What the task asks:
In the listing below, count the lines with "this" and report only the figure.

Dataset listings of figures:
● ● ● ● ● ● ●
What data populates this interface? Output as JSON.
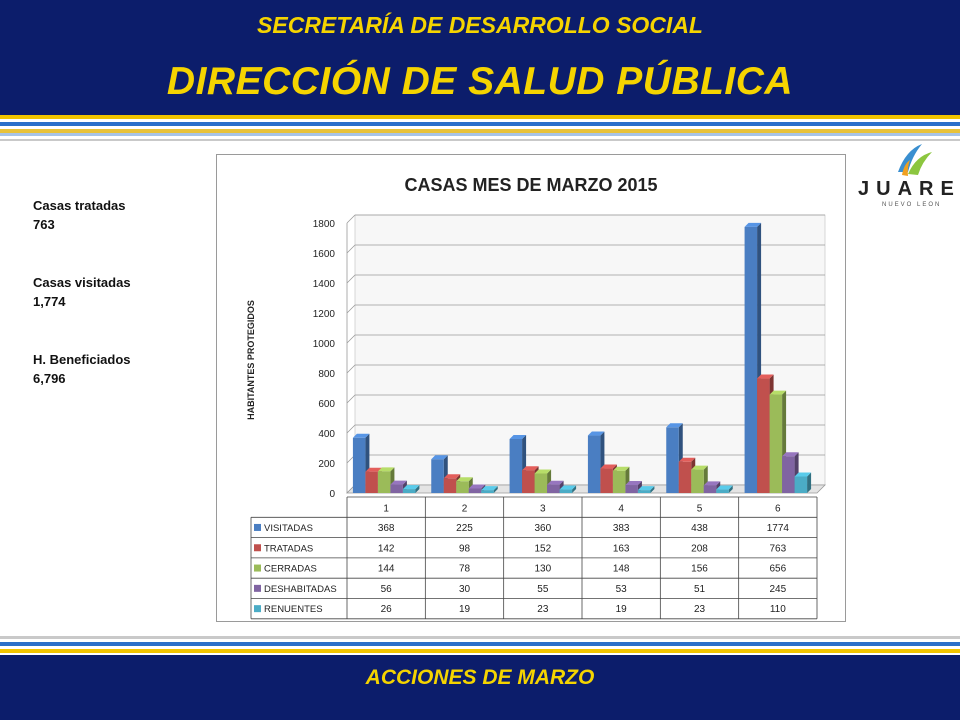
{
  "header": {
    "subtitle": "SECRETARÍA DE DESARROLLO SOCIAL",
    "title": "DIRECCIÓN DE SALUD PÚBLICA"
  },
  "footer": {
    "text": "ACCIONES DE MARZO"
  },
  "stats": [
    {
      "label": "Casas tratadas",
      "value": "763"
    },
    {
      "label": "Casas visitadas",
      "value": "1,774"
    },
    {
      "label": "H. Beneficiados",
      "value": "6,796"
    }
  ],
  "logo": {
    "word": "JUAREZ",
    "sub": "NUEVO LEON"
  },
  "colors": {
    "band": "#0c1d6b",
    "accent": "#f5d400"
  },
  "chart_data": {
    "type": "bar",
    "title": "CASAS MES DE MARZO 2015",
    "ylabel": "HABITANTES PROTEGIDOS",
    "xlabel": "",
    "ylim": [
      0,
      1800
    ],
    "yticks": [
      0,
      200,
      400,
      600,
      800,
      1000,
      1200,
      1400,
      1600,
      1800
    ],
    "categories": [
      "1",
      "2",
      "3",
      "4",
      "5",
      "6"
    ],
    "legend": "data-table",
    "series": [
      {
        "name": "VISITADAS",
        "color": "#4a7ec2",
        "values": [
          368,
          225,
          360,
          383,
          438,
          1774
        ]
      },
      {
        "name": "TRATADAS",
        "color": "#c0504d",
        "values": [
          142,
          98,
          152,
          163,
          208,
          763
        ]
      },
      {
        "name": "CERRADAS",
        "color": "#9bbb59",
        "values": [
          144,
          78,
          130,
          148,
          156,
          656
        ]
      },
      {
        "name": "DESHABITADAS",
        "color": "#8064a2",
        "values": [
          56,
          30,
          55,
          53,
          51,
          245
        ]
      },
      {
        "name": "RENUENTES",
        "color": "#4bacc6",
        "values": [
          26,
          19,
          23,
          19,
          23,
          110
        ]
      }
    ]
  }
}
● ● ● ● ● ● ●
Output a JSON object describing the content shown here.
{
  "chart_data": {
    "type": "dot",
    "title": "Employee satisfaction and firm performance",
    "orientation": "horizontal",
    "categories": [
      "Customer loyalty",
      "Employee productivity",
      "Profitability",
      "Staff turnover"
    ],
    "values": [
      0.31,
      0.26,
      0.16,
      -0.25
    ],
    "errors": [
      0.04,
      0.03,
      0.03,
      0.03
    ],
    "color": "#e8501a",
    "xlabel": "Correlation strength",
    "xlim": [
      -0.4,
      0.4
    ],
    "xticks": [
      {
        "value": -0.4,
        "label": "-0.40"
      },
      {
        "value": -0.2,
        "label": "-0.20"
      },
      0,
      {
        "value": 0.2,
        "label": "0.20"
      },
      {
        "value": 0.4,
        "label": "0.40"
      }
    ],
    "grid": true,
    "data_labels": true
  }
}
● ● ● ● ● ● ●
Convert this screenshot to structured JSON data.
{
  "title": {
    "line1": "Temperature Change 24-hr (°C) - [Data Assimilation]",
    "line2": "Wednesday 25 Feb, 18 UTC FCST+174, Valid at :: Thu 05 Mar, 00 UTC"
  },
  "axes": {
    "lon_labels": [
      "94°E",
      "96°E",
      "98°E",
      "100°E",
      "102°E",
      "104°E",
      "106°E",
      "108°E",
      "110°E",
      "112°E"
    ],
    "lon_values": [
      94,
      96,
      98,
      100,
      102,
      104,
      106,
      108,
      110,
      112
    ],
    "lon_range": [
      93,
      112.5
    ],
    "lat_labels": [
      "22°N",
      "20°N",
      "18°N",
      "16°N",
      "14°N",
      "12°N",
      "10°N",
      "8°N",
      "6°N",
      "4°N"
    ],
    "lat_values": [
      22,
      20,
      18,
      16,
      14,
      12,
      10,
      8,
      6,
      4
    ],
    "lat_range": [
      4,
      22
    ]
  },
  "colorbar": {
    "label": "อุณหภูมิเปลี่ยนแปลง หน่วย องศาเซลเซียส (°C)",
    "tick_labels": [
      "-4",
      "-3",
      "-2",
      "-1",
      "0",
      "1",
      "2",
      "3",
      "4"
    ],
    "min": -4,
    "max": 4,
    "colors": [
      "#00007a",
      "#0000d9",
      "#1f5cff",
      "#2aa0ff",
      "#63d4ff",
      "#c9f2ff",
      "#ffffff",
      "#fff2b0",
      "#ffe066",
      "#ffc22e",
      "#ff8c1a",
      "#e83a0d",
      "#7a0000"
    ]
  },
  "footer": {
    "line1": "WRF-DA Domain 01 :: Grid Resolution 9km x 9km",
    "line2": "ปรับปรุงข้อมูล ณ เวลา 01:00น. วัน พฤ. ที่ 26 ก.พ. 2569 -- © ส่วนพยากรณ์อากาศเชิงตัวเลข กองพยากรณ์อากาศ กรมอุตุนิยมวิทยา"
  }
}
● ● ● ● ● ● ●
The output:
2